▶ [What to do] Select all lines in the records that include "this".

Chart and figure data
┌──

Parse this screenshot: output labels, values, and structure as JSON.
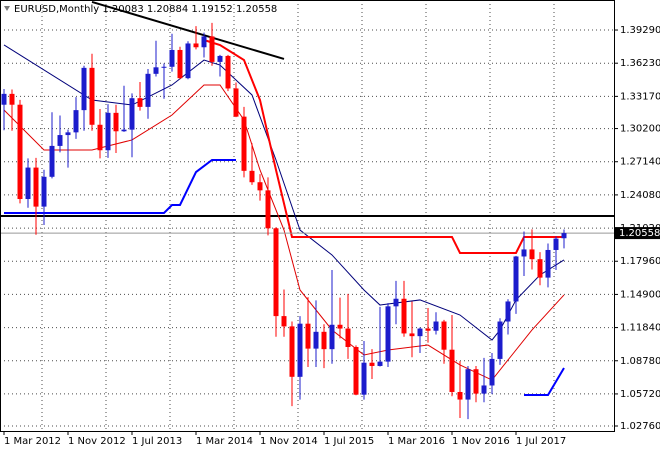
{
  "chart_data": {
    "type": "candlestick",
    "title": "EURUSD,Monthly  1.20083 1.20884 1.19152 1.20558",
    "categories": [
      "1 Mar 2012",
      null,
      null,
      null,
      null,
      null,
      null,
      null,
      "1 Nov 2012",
      null,
      null,
      null,
      null,
      null,
      null,
      null,
      "1 Jul 2013",
      null,
      null,
      null,
      null,
      null,
      null,
      null,
      "1 Mar 2014",
      null,
      null,
      null,
      null,
      null,
      null,
      null,
      "1 Nov 2014",
      null,
      null,
      null,
      null,
      null,
      null,
      null,
      "1 Jul 2015",
      null,
      null,
      null,
      null,
      null,
      null,
      null,
      "1 Mar 2016",
      null,
      null,
      null,
      null,
      null,
      null,
      null,
      "1 Nov 2016",
      null,
      null,
      null,
      null,
      null,
      null,
      null,
      "1 Jul 2017",
      null,
      null,
      null,
      null,
      null,
      null
    ],
    "open": [
      1.324,
      1.334,
      1.324,
      1.237,
      1.266,
      1.23,
      1.2575,
      1.286,
      1.296,
      1.2985,
      1.319,
      1.358,
      1.3055,
      1.282,
      1.3165,
      1.2995,
      1.301,
      1.33,
      1.322,
      1.3525,
      1.3585,
      1.359,
      1.3745,
      1.3485,
      1.3805,
      1.377,
      1.387,
      1.3635,
      1.369,
      1.339,
      1.313,
      1.263,
      1.2525,
      1.245,
      1.21,
      1.129,
      1.1195,
      1.073,
      1.122,
      1.099,
      1.1145,
      1.0985,
      1.121,
      1.1175,
      1.1005,
      1.0565,
      1.086,
      1.083,
      1.087,
      1.138,
      1.145,
      1.113,
      1.1105,
      1.1175,
      1.1155,
      1.124,
      1.098,
      1.059,
      1.052,
      1.08,
      1.0575,
      1.065,
      1.0895,
      1.124,
      1.1425,
      1.184,
      1.1905,
      1.1815,
      1.1645,
      1.19,
      1.20083
    ],
    "high": [
      1.3385,
      1.338,
      1.3285,
      1.2745,
      1.275,
      1.264,
      1.317,
      1.314,
      1.301,
      1.331,
      1.36,
      1.371,
      1.32,
      1.3245,
      1.324,
      1.3415,
      1.3345,
      1.345,
      1.357,
      1.383,
      1.362,
      1.3895,
      1.3775,
      1.3825,
      1.3965,
      1.3905,
      1.3995,
      1.37,
      1.37,
      1.3445,
      1.322,
      1.2885,
      1.26,
      1.257,
      1.211,
      1.1535,
      1.124,
      1.129,
      1.1465,
      1.1435,
      1.1215,
      1.1715,
      1.146,
      1.1495,
      1.102,
      1.106,
      1.0985,
      1.1375,
      1.141,
      1.1615,
      1.1615,
      1.1425,
      1.1185,
      1.1365,
      1.1325,
      1.1255,
      1.13,
      1.0875,
      1.083,
      1.083,
      1.0905,
      1.095,
      1.127,
      1.1445,
      1.1845,
      1.207,
      1.209,
      1.188,
      1.196,
      1.2025,
      1.20884
    ],
    "low": [
      1.3005,
      1.3,
      1.233,
      1.229,
      1.204,
      1.213,
      1.256,
      1.28,
      1.266,
      1.2925,
      1.3,
      1.3,
      1.2745,
      1.275,
      1.2795,
      1.299,
      1.2755,
      1.3185,
      1.311,
      1.35,
      1.3295,
      1.3545,
      1.3475,
      1.3475,
      1.375,
      1.3675,
      1.36,
      1.35,
      1.3365,
      1.3125,
      1.257,
      1.25,
      1.2355,
      1.2035,
      1.11,
      1.11,
      1.046,
      1.052,
      1.082,
      1.082,
      1.081,
      1.085,
      1.1085,
      1.0895,
      1.056,
      1.052,
      1.071,
      1.0825,
      1.082,
      1.1215,
      1.11,
      1.091,
      1.095,
      1.1045,
      1.112,
      1.085,
      1.055,
      1.035,
      1.034,
      1.0495,
      1.0495,
      1.057,
      1.084,
      1.112,
      1.131,
      1.166,
      1.172,
      1.1575,
      1.1555,
      1.1715,
      1.19152
    ],
    "close": [
      1.334,
      1.324,
      1.237,
      1.266,
      1.23,
      1.2575,
      1.286,
      1.296,
      1.2985,
      1.319,
      1.358,
      1.3055,
      1.282,
      1.3165,
      1.2995,
      1.301,
      1.33,
      1.322,
      1.3525,
      1.3585,
      1.359,
      1.3745,
      1.3485,
      1.3805,
      1.377,
      1.387,
      1.3635,
      1.369,
      1.339,
      1.313,
      1.263,
      1.2525,
      1.245,
      1.21,
      1.129,
      1.1195,
      1.073,
      1.122,
      1.099,
      1.1145,
      1.0985,
      1.121,
      1.1175,
      1.1005,
      1.0565,
      1.086,
      1.083,
      1.087,
      1.138,
      1.145,
      1.113,
      1.1105,
      1.1175,
      1.1155,
      1.124,
      1.098,
      1.059,
      1.052,
      1.08,
      1.0575,
      1.065,
      1.0895,
      1.124,
      1.1425,
      1.184,
      1.1905,
      1.1815,
      1.1645,
      1.19,
      1.2005,
      1.20558
    ],
    "up_color": "#1c1ccc",
    "down_color": "#ff0000",
    "ylim": [
      1.023,
      1.4206
    ],
    "yticks": [
      {
        "value": 1.3929,
        "label": "1.39290"
      },
      {
        "value": 1.3623,
        "label": "1.36230"
      },
      {
        "value": 1.3317,
        "label": "1.33170"
      },
      {
        "value": 1.302,
        "label": "1.30200"
      },
      {
        "value": 1.2714,
        "label": "1.27140"
      },
      {
        "value": 1.2408,
        "label": "1.24080"
      },
      {
        "value": 1.2102,
        "label": "1.21020"
      },
      {
        "value": 1.1796,
        "label": "1.17960"
      },
      {
        "value": 1.149,
        "label": "1.14900"
      },
      {
        "value": 1.1184,
        "label": "1.11840"
      },
      {
        "value": 1.0878,
        "label": "1.08780"
      },
      {
        "value": 1.0572,
        "label": "1.05720"
      },
      {
        "value": 1.0276,
        "label": "1.02760"
      }
    ],
    "grid": true,
    "lines": [
      {
        "color": "#00007a",
        "width": 1,
        "x": [
          0,
          11,
          16,
          21,
          25,
          27,
          31,
          34,
          37,
          41,
          45,
          47,
          52,
          57,
          61,
          62,
          64,
          67,
          70
        ],
        "values": [
          1.3791,
          1.3283,
          1.3237,
          1.3422,
          1.3652,
          1.3606,
          1.333,
          1.273,
          1.2084,
          1.1854,
          1.1531,
          1.1392,
          1.1439,
          1.13,
          1.1069,
          1.1162,
          1.1439,
          1.1669,
          1.1808
        ]
      },
      {
        "color": "#e00000",
        "width": 1,
        "x": [
          0,
          5,
          11,
          16,
          21,
          25,
          27,
          30,
          32,
          35,
          37,
          41,
          45,
          48,
          53,
          57,
          61,
          63,
          66,
          70
        ],
        "values": [
          1.3191,
          1.2822,
          1.2822,
          1.2915,
          1.3145,
          1.3422,
          1.3422,
          1.3099,
          1.2638,
          1.2084,
          1.1531,
          1.1162,
          1.0931,
          1.0977,
          1.1023,
          1.0839,
          1.07,
          1.0885,
          1.1162,
          1.1485
        ]
      },
      {
        "color": "#ff0000",
        "width": 2,
        "x": [
          25,
          27,
          30,
          32,
          34,
          36,
          56,
          57,
          64,
          65,
          70
        ],
        "values": [
          1.3837,
          1.3791,
          1.3652,
          1.3283,
          1.2638,
          1.202,
          1.202,
          1.1872,
          1.1872,
          1.202,
          1.202
        ]
      },
      {
        "color": "#0000ff",
        "width": 2,
        "x": [
          0,
          20,
          21,
          22,
          24,
          26,
          29,
          30,
          65,
          68,
          70
        ],
        "values": [
          1.2241,
          1.2241,
          1.2315,
          1.2315,
          1.2619,
          1.273,
          1.273,
          null,
          1.0562,
          1.0562,
          1.0811
        ]
      },
      {
        "color": "#000000",
        "width": 2,
        "x": [
          11,
          35
        ],
        "values": [
          1.4188,
          1.3662
        ]
      }
    ],
    "hlines": [
      {
        "color": "#000000",
        "value": 1.2213
      }
    ]
  }
}
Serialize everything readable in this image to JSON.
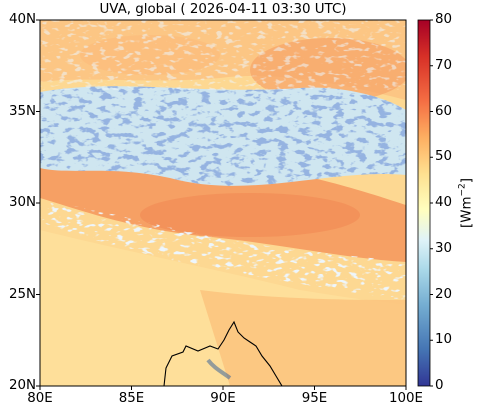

└──

▶ [The completed task]
Parse this screenshot: output labels, values, and structure as JSON.
Serialize everything readable in this image to JSON.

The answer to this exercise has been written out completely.